Stored data entries
****************************************
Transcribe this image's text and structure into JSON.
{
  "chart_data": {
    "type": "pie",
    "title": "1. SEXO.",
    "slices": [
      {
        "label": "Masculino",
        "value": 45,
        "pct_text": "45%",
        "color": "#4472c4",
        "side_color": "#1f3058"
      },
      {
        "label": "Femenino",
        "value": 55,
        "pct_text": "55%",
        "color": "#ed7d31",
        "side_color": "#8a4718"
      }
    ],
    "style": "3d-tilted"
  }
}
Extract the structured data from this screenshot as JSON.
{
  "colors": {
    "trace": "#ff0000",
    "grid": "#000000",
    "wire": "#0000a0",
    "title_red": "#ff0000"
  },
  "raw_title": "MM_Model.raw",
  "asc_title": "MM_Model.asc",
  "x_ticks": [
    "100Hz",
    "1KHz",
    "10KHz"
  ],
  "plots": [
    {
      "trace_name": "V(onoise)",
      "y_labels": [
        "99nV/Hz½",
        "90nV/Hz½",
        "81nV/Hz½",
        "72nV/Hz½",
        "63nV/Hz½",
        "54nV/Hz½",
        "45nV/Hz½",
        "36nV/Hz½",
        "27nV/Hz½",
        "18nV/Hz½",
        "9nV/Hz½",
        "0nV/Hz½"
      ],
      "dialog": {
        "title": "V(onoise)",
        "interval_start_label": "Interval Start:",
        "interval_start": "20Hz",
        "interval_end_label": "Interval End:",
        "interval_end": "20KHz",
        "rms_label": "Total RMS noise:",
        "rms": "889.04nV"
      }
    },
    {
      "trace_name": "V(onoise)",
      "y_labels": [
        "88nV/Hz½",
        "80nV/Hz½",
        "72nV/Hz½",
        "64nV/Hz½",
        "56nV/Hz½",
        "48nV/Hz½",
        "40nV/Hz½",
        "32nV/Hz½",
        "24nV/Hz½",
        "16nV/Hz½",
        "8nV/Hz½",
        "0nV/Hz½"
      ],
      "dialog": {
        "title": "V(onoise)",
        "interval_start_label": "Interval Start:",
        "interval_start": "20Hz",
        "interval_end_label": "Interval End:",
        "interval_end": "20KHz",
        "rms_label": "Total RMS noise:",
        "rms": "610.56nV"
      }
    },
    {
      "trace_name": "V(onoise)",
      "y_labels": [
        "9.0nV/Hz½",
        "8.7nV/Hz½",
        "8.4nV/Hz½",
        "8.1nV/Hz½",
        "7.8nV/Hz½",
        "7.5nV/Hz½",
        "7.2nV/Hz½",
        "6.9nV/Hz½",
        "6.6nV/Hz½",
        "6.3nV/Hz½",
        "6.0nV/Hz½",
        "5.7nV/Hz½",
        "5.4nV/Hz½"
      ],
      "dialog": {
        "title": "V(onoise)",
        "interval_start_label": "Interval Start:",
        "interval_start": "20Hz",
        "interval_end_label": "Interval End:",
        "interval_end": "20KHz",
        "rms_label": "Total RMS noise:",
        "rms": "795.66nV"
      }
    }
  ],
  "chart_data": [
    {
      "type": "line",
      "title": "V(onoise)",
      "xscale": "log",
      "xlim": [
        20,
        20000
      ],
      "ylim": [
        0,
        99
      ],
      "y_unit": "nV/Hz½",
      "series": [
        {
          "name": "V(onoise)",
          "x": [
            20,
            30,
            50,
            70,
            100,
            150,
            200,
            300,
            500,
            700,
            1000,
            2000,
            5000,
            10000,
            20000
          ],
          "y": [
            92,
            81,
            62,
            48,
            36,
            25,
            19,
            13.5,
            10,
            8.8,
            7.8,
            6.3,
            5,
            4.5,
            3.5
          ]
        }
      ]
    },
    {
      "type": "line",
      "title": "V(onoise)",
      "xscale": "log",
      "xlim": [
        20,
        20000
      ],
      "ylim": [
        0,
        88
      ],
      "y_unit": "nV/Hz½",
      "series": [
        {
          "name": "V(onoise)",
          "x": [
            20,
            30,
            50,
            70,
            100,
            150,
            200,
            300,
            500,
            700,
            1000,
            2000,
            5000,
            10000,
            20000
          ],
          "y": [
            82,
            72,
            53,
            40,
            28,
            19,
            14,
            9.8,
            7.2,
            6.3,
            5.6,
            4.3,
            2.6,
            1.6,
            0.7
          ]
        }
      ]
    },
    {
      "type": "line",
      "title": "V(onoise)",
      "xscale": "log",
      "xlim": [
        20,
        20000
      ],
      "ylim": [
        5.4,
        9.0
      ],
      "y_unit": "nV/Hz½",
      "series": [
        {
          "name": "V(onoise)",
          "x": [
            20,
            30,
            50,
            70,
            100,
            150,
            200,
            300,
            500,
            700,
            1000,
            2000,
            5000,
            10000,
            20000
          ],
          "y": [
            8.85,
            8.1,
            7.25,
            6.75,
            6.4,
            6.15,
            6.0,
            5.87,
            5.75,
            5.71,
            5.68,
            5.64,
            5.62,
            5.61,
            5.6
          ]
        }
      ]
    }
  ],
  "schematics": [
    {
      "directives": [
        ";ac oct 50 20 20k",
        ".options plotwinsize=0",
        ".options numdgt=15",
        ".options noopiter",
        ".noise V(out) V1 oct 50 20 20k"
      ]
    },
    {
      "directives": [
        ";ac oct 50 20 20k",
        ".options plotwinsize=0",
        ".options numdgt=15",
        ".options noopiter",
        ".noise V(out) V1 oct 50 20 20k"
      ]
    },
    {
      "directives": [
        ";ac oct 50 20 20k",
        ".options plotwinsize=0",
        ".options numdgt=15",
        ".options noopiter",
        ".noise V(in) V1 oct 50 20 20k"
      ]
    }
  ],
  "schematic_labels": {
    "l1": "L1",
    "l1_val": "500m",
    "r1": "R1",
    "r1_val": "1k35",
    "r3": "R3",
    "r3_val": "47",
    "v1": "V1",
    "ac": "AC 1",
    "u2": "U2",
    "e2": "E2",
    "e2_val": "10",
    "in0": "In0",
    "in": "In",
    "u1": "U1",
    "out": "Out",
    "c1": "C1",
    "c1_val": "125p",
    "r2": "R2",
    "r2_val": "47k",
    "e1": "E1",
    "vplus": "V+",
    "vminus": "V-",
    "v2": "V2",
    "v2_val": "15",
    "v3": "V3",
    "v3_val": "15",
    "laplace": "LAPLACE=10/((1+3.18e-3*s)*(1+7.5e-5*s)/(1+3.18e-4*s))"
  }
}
****************************************
-- Exercise requirements --
Reproduce the data in full, exactly as presented.

-- Result below --
Transcribe this image's text and structure into JSON.
{
  "chart_data": {
    "type": "pie",
    "title": "1. SEXO.",
    "slices": [
      {
        "label": "Masculino",
        "value": 45,
        "pct_text": "45%",
        "color": "#4472c4",
        "side_color": "#1f3058"
      },
      {
        "label": "Femenino",
        "value": 55,
        "pct_text": "55%",
        "color": "#ed7d31",
        "side_color": "#8a4718"
      }
    ],
    "style": "3d-tilted"
  }
}
Extract the structured data from this screenshot as JSON.
{
  "colors": {
    "trace": "#ff0000",
    "grid": "#000000",
    "wire": "#0000a0",
    "title_red": "#ff0000"
  },
  "raw_title": "MM_Model.raw",
  "asc_title": "MM_Model.asc",
  "x_ticks": [
    "100Hz",
    "1KHz",
    "10KHz"
  ],
  "plots": [
    {
      "trace_name": "V(onoise)",
      "y_labels": [
        "99nV/Hz½",
        "90nV/Hz½",
        "81nV/Hz½",
        "72nV/Hz½",
        "63nV/Hz½",
        "54nV/Hz½",
        "45nV/Hz½",
        "36nV/Hz½",
        "27nV/Hz½",
        "18nV/Hz½",
        "9nV/Hz½",
        "0nV/Hz½"
      ],
      "dialog": {
        "title": "V(onoise)",
        "interval_start_label": "Interval Start:",
        "interval_start": "20Hz",
        "interval_end_label": "Interval End:",
        "interval_end": "20KHz",
        "rms_label": "Total RMS noise:",
        "rms": "889.04nV"
      }
    },
    {
      "trace_name": "V(onoise)",
      "y_labels": [
        "88nV/Hz½",
        "80nV/Hz½",
        "72nV/Hz½",
        "64nV/Hz½",
        "56nV/Hz½",
        "48nV/Hz½",
        "40nV/Hz½",
        "32nV/Hz½",
        "24nV/Hz½",
        "16nV/Hz½",
        "8nV/Hz½",
        "0nV/Hz½"
      ],
      "dialog": {
        "title": "V(onoise)",
        "interval_start_label": "Interval Start:",
        "interval_start": "20Hz",
        "interval_end_label": "Interval End:",
        "interval_end": "20KHz",
        "rms_label": "Total RMS noise:",
        "rms": "610.56nV"
      }
    },
    {
      "trace_name": "V(onoise)",
      "y_labels": [
        "9.0nV/Hz½",
        "8.7nV/Hz½",
        "8.4nV/Hz½",
        "8.1nV/Hz½",
        "7.8nV/Hz½",
        "7.5nV/Hz½",
        "7.2nV/Hz½",
        "6.9nV/Hz½",
        "6.6nV/Hz½",
        "6.3nV/Hz½",
        "6.0nV/Hz½",
        "5.7nV/Hz½",
        "5.4nV/Hz½"
      ],
      "dialog": {
        "title": "V(onoise)",
        "interval_start_label": "Interval Start:",
        "interval_start": "20Hz",
        "interval_end_label": "Interval End:",
        "interval_end": "20KHz",
        "rms_label": "Total RMS noise:",
        "rms": "795.66nV"
      }
    }
  ],
  "chart_data": [
    {
      "type": "line",
      "title": "V(onoise)",
      "xscale": "log",
      "xlim": [
        20,
        20000
      ],
      "ylim": [
        0,
        99
      ],
      "y_unit": "nV/Hz½",
      "series": [
        {
          "name": "V(onoise)",
          "x": [
            20,
            30,
            50,
            70,
            100,
            150,
            200,
            300,
            500,
            700,
            1000,
            2000,
            5000,
            10000,
            20000
          ],
          "y": [
            92,
            81,
            62,
            48,
            36,
            25,
            19,
            13.5,
            10,
            8.8,
            7.8,
            6.3,
            5,
            4.5,
            3.5
          ]
        }
      ]
    },
    {
      "type": "line",
      "title": "V(onoise)",
      "xscale": "log",
      "xlim": [
        20,
        20000
      ],
      "ylim": [
        0,
        88
      ],
      "y_unit": "nV/Hz½",
      "series": [
        {
          "name": "V(onoise)",
          "x": [
            20,
            30,
            50,
            70,
            100,
            150,
            200,
            300,
            500,
            700,
            1000,
            2000,
            5000,
            10000,
            20000
          ],
          "y": [
            82,
            72,
            53,
            40,
            28,
            19,
            14,
            9.8,
            7.2,
            6.3,
            5.6,
            4.3,
            2.6,
            1.6,
            0.7
          ]
        }
      ]
    },
    {
      "type": "line",
      "title": "V(onoise)",
      "xscale": "log",
      "xlim": [
        20,
        20000
      ],
      "ylim": [
        5.4,
        9.0
      ],
      "y_unit": "nV/Hz½",
      "series": [
        {
          "name": "V(onoise)",
          "x": [
            20,
            30,
            50,
            70,
            100,
            150,
            200,
            300,
            500,
            700,
            1000,
            2000,
            5000,
            10000,
            20000
          ],
          "y": [
            8.85,
            8.1,
            7.25,
            6.75,
            6.4,
            6.15,
            6.0,
            5.87,
            5.75,
            5.71,
            5.68,
            5.64,
            5.62,
            5.61,
            5.6
          ]
        }
      ]
    }
  ],
  "schematics": [
    {
      "directives": [
        ";ac oct 50 20 20k",
        ".options plotwinsize=0",
        ".options numdgt=15",
        ".options noopiter",
        ".noise V(out) V1 oct 50 20 20k"
      ]
    },
    {
      "directives": [
        ";ac oct 50 20 20k",
        ".options plotwinsize=0",
        ".options numdgt=15",
        ".options noopiter",
        ".noise V(out) V1 oct 50 20 20k"
      ]
    },
    {
      "directives": [
        ";ac oct 50 20 20k",
        ".options plotwinsize=0",
        ".options numdgt=15",
        ".options noopiter",
        ".noise V(in) V1 oct 50 20 20k"
      ]
    }
  ],
  "schematic_labels": {
    "l1": "L1",
    "l1_val": "500m",
    "r1": "R1",
    "r1_val": "1k35",
    "r3": "R3",
    "r3_val": "47",
    "v1": "V1",
    "ac": "AC 1",
    "u2": "U2",
    "e2": "E2",
    "e2_val": "10",
    "in0": "In0",
    "in": "In",
    "u1": "U1",
    "out": "Out",
    "c1": "C1",
    "c1_val": "125p",
    "r2": "R2",
    "r2_val": "47k",
    "e1": "E1",
    "vplus": "V+",
    "vminus": "V-",
    "v2": "V2",
    "v2_val": "15",
    "v3": "V3",
    "v3_val": "15",
    "laplace": "LAPLACE=10/((1+3.18e-3*s)*(1+7.5e-5*s)/(1+3.18e-4*s))"
  }
}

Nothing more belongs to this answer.